> **The exercise**: Faithfully return all lines, omitting every embedded picture.

Data entries for graphics:
>> BEGIN
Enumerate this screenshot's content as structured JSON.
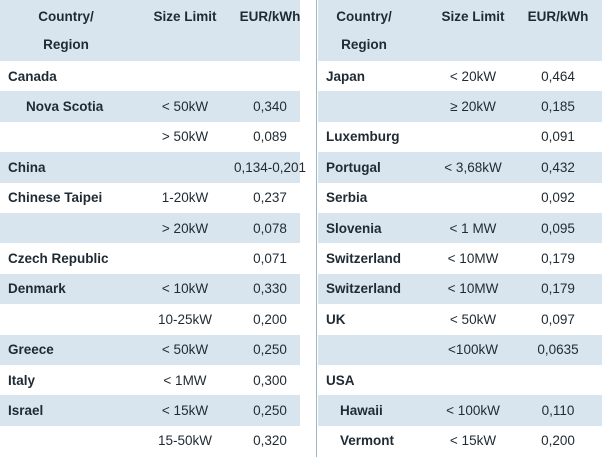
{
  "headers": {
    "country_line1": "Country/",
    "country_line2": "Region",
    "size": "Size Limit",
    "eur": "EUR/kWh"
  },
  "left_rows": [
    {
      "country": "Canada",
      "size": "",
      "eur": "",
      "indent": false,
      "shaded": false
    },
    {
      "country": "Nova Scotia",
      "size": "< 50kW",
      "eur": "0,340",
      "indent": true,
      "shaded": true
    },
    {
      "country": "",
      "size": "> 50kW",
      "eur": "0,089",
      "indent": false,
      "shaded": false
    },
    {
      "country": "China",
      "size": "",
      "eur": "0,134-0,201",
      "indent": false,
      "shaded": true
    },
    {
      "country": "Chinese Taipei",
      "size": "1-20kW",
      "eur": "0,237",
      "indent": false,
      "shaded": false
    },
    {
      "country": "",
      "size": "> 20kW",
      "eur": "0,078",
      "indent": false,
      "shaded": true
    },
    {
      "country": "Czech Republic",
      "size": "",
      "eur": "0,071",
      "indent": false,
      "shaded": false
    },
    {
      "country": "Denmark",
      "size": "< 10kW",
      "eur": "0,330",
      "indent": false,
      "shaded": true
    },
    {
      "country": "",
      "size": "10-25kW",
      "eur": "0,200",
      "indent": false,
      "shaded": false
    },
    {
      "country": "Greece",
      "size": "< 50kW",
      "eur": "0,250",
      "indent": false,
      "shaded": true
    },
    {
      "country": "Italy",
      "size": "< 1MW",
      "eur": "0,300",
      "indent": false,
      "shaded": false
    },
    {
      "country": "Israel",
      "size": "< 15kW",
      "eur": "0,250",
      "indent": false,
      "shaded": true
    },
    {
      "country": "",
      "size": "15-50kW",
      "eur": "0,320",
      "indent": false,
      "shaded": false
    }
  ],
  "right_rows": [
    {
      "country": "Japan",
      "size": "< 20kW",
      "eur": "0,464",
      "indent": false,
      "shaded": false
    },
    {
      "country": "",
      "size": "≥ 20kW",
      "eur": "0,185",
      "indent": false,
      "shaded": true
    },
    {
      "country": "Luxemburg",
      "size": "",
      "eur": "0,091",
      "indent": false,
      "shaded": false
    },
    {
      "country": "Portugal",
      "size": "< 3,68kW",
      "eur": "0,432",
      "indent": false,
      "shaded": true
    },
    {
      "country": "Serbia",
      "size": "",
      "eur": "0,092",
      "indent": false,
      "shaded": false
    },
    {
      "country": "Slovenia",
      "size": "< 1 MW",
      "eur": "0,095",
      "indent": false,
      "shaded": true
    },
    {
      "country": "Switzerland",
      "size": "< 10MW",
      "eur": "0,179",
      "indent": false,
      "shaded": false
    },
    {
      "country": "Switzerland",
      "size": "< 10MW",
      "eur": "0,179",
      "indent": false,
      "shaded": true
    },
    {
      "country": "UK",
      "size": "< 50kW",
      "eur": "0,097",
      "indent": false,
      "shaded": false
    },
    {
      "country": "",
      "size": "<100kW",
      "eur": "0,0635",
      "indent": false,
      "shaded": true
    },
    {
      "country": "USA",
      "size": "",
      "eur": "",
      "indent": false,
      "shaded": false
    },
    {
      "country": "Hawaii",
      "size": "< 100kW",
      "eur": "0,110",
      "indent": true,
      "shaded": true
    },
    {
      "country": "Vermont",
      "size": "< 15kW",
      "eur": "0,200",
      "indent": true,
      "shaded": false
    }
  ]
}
>> END
> **Output below**:
Enumerate this screenshot's content as structured JSON.
{
  "headers": {
    "country_line1": "Country/",
    "country_line2": "Region",
    "size": "Size Limit",
    "eur": "EUR/kWh"
  },
  "left_rows": [
    {
      "country": "Canada",
      "size": "",
      "eur": "",
      "indent": false,
      "shaded": false
    },
    {
      "country": "Nova Scotia",
      "size": "< 50kW",
      "eur": "0,340",
      "indent": true,
      "shaded": true
    },
    {
      "country": "",
      "size": "> 50kW",
      "eur": "0,089",
      "indent": false,
      "shaded": false
    },
    {
      "country": "China",
      "size": "",
      "eur": "0,134-0,201",
      "indent": false,
      "shaded": true
    },
    {
      "country": "Chinese Taipei",
      "size": "1-20kW",
      "eur": "0,237",
      "indent": false,
      "shaded": false
    },
    {
      "country": "",
      "size": "> 20kW",
      "eur": "0,078",
      "indent": false,
      "shaded": true
    },
    {
      "country": "Czech Republic",
      "size": "",
      "eur": "0,071",
      "indent": false,
      "shaded": false
    },
    {
      "country": "Denmark",
      "size": "< 10kW",
      "eur": "0,330",
      "indent": false,
      "shaded": true
    },
    {
      "country": "",
      "size": "10-25kW",
      "eur": "0,200",
      "indent": false,
      "shaded": false
    },
    {
      "country": "Greece",
      "size": "< 50kW",
      "eur": "0,250",
      "indent": false,
      "shaded": true
    },
    {
      "country": "Italy",
      "size": "< 1MW",
      "eur": "0,300",
      "indent": false,
      "shaded": false
    },
    {
      "country": "Israel",
      "size": "< 15kW",
      "eur": "0,250",
      "indent": false,
      "shaded": true
    },
    {
      "country": "",
      "size": "15-50kW",
      "eur": "0,320",
      "indent": false,
      "shaded": false
    }
  ],
  "right_rows": [
    {
      "country": "Japan",
      "size": "< 20kW",
      "eur": "0,464",
      "indent": false,
      "shaded": false
    },
    {
      "country": "",
      "size": "≥ 20kW",
      "eur": "0,185",
      "indent": false,
      "shaded": true
    },
    {
      "country": "Luxemburg",
      "size": "",
      "eur": "0,091",
      "indent": false,
      "shaded": false
    },
    {
      "country": "Portugal",
      "size": "< 3,68kW",
      "eur": "0,432",
      "indent": false,
      "shaded": true
    },
    {
      "country": "Serbia",
      "size": "",
      "eur": "0,092",
      "indent": false,
      "shaded": false
    },
    {
      "country": "Slovenia",
      "size": "< 1 MW",
      "eur": "0,095",
      "indent": false,
      "shaded": true
    },
    {
      "country": "Switzerland",
      "size": "< 10MW",
      "eur": "0,179",
      "indent": false,
      "shaded": false
    },
    {
      "country": "Switzerland",
      "size": "< 10MW",
      "eur": "0,179",
      "indent": false,
      "shaded": true
    },
    {
      "country": "UK",
      "size": "< 50kW",
      "eur": "0,097",
      "indent": false,
      "shaded": false
    },
    {
      "country": "",
      "size": "<100kW",
      "eur": "0,0635",
      "indent": false,
      "shaded": true
    },
    {
      "country": "USA",
      "size": "",
      "eur": "",
      "indent": false,
      "shaded": false
    },
    {
      "country": "Hawaii",
      "size": "< 100kW",
      "eur": "0,110",
      "indent": true,
      "shaded": true
    },
    {
      "country": "Vermont",
      "size": "< 15kW",
      "eur": "0,200",
      "indent": true,
      "shaded": false
    }
  ]
}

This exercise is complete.